--- start ---

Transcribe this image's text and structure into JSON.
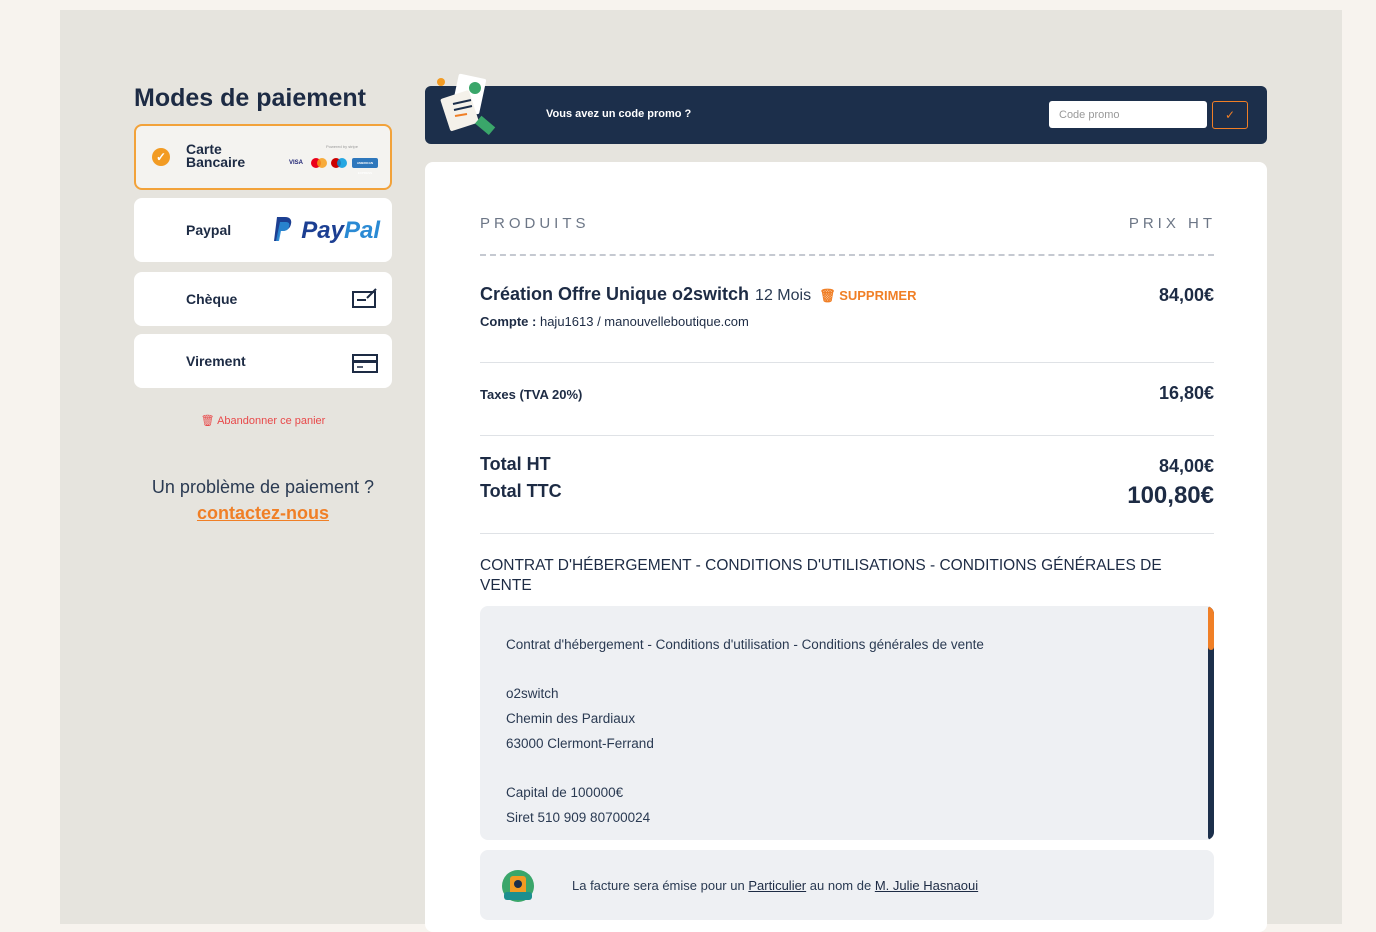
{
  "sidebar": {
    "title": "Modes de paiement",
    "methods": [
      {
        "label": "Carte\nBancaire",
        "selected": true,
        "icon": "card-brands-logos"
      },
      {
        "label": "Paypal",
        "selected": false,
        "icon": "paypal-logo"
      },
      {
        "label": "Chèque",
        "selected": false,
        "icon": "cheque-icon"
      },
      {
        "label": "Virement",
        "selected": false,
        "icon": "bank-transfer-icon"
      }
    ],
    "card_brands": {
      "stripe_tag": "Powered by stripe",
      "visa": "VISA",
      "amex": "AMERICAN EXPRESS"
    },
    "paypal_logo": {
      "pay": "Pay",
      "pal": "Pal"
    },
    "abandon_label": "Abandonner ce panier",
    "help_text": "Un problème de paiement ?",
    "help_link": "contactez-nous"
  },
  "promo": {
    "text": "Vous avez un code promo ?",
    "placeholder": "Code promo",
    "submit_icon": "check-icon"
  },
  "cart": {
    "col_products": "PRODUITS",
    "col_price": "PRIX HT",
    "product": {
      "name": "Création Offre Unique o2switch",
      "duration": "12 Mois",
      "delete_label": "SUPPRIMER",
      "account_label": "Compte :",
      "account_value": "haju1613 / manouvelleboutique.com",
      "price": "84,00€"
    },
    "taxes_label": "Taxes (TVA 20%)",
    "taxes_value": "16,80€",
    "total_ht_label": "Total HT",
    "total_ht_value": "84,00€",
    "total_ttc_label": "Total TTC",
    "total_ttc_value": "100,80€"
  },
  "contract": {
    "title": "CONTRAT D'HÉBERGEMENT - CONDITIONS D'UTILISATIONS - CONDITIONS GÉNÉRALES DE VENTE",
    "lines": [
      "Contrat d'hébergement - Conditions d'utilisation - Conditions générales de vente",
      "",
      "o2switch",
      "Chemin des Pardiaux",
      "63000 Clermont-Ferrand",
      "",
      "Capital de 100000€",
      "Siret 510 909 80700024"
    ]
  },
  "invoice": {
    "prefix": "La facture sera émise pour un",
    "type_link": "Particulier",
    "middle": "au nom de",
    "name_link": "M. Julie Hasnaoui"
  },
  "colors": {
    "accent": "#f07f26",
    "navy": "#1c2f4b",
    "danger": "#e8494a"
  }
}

--- end ---
--- start ---

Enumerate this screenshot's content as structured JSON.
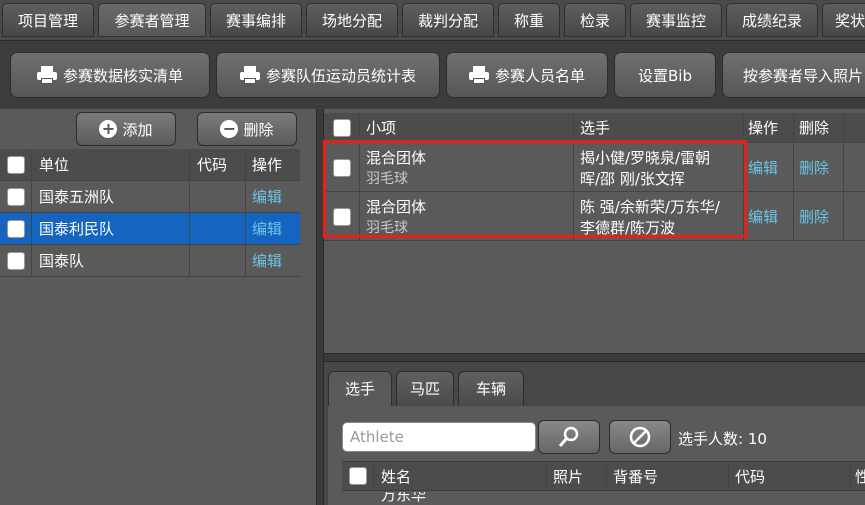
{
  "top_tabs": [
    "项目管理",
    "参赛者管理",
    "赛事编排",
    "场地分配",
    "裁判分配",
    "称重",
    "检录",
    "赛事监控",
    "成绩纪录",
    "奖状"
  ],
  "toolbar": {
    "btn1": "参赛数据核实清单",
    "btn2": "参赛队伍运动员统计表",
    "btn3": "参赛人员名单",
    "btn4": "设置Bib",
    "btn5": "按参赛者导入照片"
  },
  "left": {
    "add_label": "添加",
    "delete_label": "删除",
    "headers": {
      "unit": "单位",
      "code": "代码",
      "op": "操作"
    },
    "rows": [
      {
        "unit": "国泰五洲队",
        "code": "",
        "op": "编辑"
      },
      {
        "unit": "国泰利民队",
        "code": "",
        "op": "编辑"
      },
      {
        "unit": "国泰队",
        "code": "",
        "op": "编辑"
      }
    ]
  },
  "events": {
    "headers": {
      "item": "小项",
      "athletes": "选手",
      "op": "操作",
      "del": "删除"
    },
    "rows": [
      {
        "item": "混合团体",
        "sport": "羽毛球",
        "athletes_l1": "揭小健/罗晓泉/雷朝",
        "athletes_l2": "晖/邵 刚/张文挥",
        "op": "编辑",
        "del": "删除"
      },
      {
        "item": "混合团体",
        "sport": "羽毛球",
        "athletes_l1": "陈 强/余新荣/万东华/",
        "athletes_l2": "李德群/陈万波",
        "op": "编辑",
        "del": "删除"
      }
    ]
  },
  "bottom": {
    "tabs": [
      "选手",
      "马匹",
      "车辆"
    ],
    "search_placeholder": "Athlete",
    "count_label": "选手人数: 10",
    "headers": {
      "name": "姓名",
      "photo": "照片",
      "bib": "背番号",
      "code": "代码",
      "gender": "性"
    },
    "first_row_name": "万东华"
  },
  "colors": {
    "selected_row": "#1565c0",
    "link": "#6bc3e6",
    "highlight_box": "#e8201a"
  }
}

--- end ---

Direction >> Only the number is required: the count of lines containing the word "promo".

Exercise output >> 3